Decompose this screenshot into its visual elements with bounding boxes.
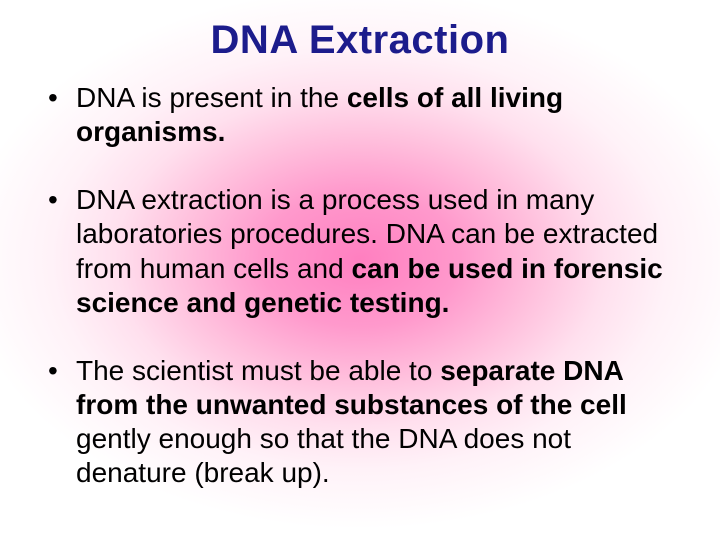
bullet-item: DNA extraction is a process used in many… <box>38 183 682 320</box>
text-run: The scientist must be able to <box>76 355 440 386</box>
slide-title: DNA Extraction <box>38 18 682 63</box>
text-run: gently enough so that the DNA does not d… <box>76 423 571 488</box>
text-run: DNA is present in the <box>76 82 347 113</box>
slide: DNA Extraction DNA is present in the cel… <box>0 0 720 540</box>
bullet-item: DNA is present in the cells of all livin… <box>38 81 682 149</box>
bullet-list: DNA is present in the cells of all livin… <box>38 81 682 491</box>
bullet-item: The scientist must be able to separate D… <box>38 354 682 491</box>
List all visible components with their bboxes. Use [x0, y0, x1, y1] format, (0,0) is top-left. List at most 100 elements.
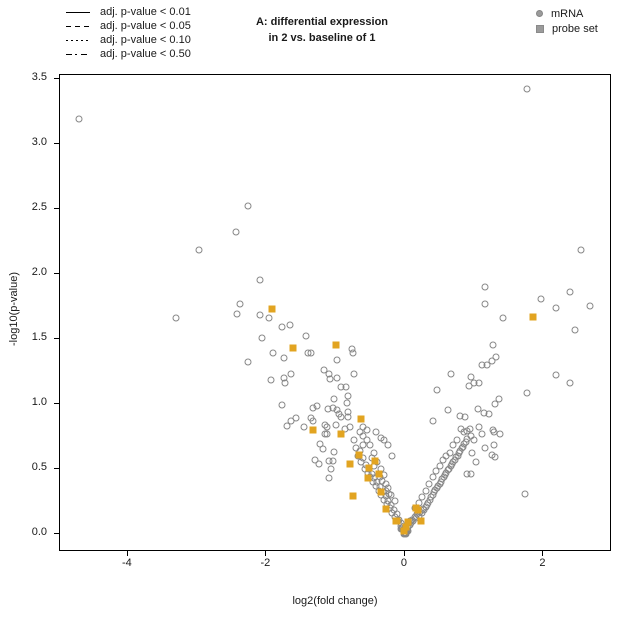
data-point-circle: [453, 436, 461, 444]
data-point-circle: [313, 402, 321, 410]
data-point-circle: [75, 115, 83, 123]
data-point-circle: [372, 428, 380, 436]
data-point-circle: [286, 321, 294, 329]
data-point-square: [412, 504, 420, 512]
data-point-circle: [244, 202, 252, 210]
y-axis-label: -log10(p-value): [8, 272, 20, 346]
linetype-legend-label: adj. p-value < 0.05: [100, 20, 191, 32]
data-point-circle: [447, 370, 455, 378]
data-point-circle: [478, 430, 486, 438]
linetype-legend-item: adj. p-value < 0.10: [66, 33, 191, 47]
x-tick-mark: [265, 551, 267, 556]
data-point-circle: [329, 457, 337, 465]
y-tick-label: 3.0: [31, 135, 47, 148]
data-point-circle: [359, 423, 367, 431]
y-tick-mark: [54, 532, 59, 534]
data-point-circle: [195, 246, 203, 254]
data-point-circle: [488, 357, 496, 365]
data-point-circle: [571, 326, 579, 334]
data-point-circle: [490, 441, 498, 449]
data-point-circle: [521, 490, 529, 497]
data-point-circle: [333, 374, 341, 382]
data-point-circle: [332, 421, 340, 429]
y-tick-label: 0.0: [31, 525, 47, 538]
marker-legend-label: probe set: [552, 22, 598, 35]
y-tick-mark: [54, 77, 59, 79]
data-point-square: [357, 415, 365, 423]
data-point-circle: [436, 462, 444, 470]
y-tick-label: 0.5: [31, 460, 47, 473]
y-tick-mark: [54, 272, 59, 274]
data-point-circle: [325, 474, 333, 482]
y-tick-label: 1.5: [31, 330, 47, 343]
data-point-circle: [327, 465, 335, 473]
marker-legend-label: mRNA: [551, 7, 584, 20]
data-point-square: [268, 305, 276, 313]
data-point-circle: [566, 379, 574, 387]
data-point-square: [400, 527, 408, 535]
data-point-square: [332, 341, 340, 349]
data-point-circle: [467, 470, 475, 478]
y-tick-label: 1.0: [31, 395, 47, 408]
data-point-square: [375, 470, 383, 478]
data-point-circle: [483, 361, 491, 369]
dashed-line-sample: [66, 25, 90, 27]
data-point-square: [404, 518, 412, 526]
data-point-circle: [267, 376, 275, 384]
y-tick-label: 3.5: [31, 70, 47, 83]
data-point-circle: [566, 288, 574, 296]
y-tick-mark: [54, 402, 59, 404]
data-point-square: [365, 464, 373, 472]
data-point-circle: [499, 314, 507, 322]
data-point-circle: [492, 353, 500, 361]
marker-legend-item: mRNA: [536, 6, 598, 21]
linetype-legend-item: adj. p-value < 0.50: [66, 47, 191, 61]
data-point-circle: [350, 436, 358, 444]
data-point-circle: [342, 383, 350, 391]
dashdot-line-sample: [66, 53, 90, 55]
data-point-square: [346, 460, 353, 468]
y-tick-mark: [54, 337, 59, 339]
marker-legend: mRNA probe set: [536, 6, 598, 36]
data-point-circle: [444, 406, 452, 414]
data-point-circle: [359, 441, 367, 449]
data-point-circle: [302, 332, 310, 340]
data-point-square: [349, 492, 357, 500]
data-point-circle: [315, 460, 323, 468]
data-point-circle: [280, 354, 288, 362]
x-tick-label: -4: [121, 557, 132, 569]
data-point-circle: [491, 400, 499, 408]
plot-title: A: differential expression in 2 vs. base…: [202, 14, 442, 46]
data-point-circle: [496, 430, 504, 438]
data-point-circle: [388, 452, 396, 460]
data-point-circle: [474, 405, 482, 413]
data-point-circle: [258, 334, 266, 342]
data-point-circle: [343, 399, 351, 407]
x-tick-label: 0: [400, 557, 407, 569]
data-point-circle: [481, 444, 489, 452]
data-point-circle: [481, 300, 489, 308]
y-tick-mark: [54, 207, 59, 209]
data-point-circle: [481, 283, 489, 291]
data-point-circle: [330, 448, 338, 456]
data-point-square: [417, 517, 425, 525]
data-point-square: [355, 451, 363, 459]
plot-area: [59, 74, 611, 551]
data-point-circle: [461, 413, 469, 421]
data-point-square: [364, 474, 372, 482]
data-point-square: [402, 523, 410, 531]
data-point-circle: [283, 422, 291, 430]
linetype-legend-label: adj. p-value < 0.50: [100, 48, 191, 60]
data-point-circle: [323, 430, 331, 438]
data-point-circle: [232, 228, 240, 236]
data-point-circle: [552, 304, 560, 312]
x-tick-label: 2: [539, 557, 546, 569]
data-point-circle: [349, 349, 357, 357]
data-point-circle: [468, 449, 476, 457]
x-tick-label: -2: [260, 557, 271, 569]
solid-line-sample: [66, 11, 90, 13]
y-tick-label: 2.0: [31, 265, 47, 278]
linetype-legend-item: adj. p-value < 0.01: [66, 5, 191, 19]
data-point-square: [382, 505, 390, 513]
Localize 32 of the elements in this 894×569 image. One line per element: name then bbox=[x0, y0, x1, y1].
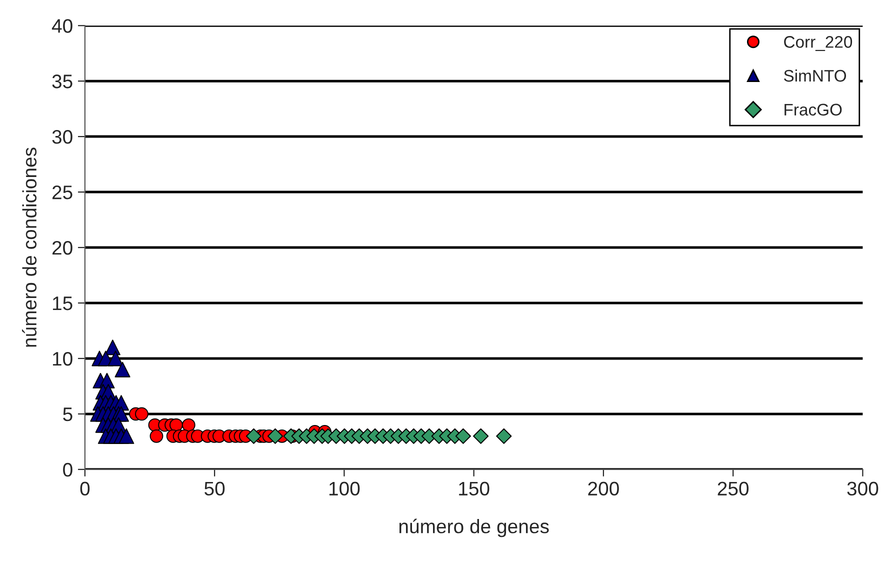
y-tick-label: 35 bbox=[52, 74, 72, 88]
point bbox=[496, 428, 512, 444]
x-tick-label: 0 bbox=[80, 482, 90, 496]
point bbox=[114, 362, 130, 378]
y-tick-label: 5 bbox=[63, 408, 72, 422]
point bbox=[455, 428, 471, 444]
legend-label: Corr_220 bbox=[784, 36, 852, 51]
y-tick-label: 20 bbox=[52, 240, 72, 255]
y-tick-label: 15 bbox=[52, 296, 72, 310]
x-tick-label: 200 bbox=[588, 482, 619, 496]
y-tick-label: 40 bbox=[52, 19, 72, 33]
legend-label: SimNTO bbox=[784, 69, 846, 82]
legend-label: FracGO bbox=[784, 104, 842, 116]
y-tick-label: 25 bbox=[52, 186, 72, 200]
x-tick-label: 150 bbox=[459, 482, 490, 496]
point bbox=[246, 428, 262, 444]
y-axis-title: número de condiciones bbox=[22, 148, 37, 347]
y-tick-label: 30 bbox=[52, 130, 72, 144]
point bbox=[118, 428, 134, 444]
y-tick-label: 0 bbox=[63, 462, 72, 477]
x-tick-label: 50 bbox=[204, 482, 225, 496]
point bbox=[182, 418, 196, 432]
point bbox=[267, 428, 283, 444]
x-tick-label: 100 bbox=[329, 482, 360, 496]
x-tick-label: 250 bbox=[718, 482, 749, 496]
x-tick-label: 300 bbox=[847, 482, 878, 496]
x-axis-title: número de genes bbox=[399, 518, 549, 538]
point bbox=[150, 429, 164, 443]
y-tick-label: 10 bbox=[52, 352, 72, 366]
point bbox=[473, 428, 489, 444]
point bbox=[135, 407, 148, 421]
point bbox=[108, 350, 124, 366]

__Try it__. Report the count of lines in the listing above that include "número", and nothing more.

__Result__. 2